[BEGIN]

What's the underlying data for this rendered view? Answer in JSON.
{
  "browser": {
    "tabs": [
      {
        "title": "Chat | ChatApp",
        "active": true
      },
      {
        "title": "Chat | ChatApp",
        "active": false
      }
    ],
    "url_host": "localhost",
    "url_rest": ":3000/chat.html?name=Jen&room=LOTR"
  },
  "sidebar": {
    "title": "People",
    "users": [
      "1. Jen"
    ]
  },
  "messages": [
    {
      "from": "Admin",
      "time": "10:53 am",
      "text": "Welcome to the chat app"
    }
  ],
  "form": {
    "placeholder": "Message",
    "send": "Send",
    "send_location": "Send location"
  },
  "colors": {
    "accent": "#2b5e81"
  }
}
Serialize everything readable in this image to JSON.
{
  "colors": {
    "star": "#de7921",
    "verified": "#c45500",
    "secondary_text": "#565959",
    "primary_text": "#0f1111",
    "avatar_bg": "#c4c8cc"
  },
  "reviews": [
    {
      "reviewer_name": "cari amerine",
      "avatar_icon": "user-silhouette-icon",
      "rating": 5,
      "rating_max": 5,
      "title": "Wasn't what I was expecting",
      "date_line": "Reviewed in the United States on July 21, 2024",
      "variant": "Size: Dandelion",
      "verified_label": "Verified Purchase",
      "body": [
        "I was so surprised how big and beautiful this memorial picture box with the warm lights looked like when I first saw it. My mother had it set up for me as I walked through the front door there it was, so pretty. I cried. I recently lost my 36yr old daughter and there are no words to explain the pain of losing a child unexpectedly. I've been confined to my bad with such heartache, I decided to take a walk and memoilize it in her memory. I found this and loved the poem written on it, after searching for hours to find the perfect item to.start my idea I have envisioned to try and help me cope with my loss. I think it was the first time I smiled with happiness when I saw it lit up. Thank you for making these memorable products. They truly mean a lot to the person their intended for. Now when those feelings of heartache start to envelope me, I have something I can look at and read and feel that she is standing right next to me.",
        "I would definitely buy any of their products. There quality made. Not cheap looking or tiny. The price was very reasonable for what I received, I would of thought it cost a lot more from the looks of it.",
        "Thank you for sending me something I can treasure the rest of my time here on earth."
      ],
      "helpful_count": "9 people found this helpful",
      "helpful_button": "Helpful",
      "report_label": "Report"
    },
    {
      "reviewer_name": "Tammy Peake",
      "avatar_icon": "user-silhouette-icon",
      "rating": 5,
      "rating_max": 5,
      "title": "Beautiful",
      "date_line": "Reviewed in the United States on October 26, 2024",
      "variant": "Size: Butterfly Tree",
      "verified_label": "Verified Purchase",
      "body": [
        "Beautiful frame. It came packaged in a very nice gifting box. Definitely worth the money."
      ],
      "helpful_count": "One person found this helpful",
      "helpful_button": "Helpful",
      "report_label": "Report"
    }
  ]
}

[END]
[BEGIN]

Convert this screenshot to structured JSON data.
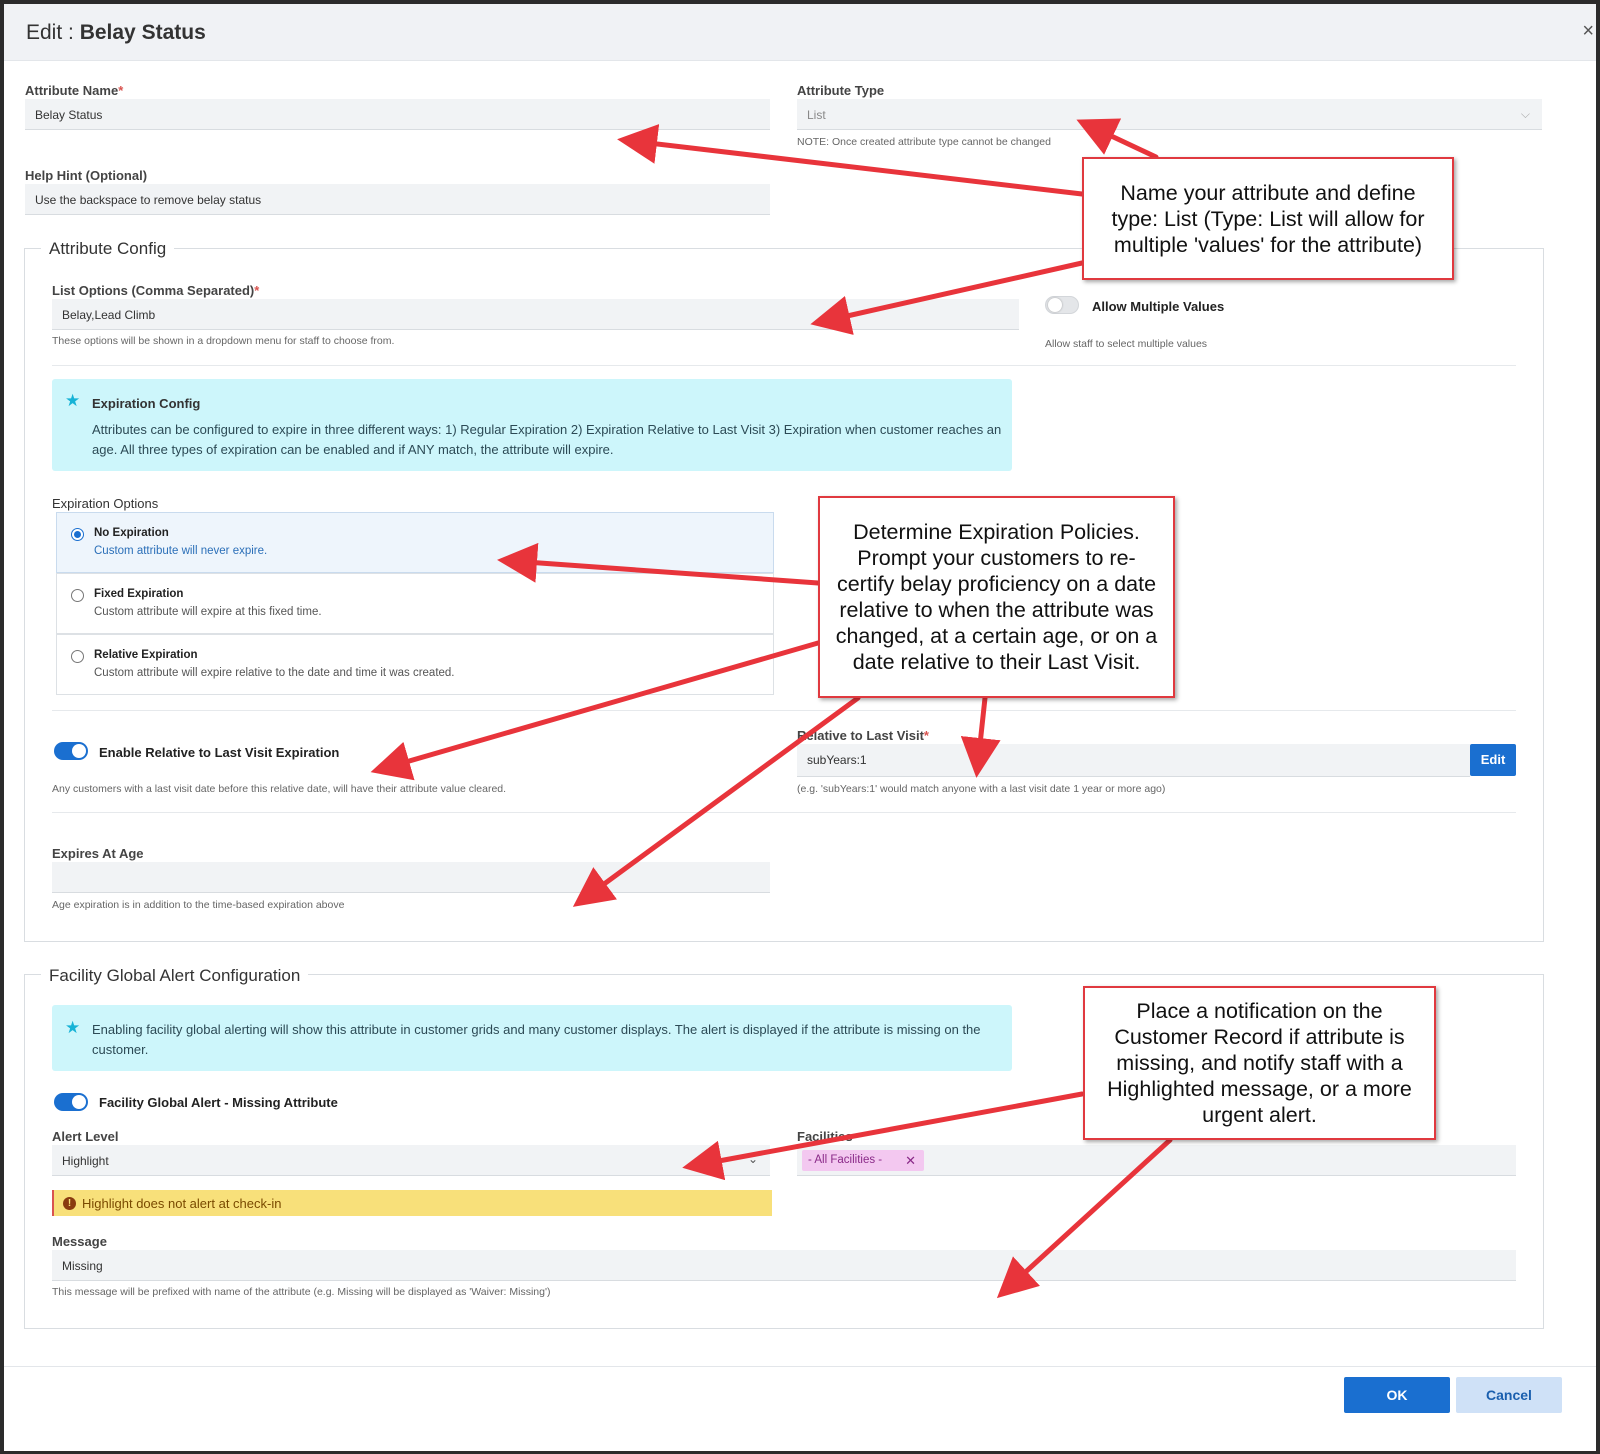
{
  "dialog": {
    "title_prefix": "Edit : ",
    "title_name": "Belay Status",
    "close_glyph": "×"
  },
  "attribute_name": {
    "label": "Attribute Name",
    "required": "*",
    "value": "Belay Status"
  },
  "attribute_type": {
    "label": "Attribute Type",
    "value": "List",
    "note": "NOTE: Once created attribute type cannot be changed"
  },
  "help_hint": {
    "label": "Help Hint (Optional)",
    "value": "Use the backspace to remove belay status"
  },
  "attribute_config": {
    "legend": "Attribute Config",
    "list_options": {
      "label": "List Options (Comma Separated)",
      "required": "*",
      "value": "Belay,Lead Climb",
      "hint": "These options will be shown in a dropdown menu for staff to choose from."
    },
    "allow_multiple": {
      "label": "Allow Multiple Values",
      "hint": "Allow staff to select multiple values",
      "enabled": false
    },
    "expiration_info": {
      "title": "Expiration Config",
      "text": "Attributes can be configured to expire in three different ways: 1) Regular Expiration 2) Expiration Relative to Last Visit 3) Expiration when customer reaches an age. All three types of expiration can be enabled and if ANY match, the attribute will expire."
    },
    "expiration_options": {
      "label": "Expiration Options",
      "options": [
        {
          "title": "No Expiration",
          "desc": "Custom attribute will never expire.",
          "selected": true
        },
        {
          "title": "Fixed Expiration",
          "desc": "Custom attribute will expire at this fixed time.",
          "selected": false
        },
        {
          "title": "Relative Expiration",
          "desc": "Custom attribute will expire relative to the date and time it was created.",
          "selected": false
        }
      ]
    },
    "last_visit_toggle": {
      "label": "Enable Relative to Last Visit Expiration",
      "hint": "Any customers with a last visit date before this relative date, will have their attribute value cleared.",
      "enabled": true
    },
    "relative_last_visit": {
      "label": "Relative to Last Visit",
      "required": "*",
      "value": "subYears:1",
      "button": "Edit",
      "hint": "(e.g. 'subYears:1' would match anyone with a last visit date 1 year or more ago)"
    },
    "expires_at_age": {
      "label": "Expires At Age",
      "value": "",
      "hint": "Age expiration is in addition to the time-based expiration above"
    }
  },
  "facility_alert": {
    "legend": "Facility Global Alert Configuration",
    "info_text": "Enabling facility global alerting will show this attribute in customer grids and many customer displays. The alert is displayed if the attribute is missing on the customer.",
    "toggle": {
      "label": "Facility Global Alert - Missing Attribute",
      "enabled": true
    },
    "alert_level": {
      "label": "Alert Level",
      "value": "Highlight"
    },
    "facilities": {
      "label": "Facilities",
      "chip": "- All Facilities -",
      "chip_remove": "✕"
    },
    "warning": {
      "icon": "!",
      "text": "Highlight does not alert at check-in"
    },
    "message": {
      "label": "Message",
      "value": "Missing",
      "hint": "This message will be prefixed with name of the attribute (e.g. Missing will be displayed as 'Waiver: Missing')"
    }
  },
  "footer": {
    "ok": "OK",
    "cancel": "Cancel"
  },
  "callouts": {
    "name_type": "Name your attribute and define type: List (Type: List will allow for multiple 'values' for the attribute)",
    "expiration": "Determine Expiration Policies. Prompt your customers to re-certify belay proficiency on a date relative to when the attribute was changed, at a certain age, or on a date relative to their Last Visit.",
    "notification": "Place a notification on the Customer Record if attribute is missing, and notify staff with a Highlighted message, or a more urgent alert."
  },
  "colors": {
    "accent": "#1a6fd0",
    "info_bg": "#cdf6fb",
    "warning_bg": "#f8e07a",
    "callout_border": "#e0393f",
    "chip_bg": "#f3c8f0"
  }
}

[END]

# EXERCISE BRIEF:
Scan the listing above. Gather each line that contains the word "enabled".

# SOLUTION TO THIS TASK:
      "enabled": false
      "text": "Attributes can be configured to expire in three different ways: 1) Regular Expiration 2) Expiration Relative to Last Visit 3) Expiration when customer reaches an age. All three types of expiration can be enabled and if ANY match, the attribute will expire."
      "enabled": true
      "enabled": true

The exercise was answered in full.